## Direction
From the entries below, count every line that contains the word "Median". Please give the number and nothing else.

## Information shown
-------
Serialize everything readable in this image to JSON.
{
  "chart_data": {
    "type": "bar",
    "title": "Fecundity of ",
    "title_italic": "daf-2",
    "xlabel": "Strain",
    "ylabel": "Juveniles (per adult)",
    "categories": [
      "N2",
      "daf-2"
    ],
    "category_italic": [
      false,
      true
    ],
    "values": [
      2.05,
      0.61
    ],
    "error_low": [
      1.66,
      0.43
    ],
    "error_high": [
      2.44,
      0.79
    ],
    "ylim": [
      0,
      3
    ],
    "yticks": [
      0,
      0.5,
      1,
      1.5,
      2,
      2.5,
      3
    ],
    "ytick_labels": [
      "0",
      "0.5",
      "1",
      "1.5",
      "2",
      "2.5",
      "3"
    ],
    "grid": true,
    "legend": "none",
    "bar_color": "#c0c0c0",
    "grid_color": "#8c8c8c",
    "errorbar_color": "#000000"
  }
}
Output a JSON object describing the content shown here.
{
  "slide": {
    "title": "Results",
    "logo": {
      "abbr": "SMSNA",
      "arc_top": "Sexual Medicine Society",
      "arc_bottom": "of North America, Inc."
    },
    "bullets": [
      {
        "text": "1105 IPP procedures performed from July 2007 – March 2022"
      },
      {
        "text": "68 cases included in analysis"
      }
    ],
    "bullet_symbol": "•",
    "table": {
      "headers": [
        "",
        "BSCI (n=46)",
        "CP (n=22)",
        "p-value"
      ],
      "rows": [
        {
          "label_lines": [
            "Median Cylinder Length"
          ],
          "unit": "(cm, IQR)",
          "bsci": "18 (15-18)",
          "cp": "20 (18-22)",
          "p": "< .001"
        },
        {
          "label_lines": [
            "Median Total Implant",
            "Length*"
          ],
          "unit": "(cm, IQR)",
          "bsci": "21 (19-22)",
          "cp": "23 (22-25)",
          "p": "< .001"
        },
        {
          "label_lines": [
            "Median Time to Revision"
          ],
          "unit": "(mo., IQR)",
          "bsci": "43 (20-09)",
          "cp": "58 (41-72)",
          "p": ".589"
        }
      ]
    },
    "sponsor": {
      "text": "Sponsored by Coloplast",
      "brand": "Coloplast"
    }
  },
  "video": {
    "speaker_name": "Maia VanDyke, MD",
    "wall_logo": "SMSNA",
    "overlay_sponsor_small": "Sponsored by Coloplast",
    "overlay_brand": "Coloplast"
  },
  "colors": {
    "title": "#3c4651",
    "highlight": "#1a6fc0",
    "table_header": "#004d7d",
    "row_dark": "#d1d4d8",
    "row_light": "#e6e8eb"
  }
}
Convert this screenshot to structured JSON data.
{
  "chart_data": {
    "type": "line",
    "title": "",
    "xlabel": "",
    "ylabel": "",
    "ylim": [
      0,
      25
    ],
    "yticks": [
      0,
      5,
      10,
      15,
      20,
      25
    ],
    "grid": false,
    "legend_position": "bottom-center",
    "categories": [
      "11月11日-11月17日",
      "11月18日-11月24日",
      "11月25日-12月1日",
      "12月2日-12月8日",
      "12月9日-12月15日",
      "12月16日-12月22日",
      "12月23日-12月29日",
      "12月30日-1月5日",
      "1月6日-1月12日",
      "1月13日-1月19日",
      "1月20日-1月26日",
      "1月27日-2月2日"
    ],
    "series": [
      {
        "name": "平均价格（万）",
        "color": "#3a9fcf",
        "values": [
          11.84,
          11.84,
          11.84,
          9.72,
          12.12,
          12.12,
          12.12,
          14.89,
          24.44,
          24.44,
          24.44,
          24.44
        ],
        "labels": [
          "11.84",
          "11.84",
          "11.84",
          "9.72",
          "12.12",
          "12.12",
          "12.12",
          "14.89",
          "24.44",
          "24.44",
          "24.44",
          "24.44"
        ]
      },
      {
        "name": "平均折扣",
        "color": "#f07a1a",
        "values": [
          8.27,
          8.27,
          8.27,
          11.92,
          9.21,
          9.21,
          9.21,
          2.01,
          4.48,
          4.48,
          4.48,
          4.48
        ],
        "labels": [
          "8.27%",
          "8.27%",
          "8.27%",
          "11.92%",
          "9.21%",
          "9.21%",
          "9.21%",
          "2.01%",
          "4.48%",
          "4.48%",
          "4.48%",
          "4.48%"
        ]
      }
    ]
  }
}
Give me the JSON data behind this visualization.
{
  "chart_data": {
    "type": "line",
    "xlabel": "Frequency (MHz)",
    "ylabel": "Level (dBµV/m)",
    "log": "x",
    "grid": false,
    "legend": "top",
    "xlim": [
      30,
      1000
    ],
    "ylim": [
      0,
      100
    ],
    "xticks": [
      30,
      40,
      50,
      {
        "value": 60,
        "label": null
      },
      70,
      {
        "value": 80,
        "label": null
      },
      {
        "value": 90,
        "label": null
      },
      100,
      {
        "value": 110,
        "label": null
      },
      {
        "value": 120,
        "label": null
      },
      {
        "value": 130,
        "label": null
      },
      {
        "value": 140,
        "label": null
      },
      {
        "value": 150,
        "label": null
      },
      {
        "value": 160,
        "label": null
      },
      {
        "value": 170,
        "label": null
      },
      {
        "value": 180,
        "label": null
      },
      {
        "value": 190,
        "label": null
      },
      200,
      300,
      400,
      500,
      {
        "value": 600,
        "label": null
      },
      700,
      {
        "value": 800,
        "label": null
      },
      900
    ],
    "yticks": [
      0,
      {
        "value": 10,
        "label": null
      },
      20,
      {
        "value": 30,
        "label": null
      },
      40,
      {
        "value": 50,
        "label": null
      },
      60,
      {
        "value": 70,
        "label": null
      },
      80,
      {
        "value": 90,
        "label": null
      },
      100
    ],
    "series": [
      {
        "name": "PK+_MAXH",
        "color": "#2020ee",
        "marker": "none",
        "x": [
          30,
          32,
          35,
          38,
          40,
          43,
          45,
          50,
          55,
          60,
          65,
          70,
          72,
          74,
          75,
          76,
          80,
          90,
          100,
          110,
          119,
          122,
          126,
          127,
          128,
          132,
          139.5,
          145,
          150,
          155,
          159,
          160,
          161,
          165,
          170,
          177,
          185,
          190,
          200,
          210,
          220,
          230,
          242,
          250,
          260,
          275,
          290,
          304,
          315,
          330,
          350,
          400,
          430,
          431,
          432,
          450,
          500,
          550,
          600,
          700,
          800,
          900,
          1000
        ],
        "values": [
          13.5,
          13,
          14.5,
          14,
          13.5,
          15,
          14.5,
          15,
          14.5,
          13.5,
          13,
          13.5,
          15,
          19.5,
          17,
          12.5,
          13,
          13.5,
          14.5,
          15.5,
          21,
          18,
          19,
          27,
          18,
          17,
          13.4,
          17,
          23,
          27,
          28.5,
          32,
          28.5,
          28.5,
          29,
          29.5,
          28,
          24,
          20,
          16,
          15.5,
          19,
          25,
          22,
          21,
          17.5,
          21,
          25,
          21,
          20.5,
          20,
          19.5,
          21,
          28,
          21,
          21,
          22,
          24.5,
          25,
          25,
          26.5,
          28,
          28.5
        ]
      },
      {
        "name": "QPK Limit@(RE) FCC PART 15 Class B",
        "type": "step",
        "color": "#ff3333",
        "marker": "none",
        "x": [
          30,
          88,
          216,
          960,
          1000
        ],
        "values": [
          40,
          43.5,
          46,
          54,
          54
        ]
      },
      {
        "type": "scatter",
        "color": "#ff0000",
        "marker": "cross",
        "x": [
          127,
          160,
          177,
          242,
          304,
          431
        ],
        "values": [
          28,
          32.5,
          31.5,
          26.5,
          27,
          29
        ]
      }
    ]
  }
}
-------
## Finished task
3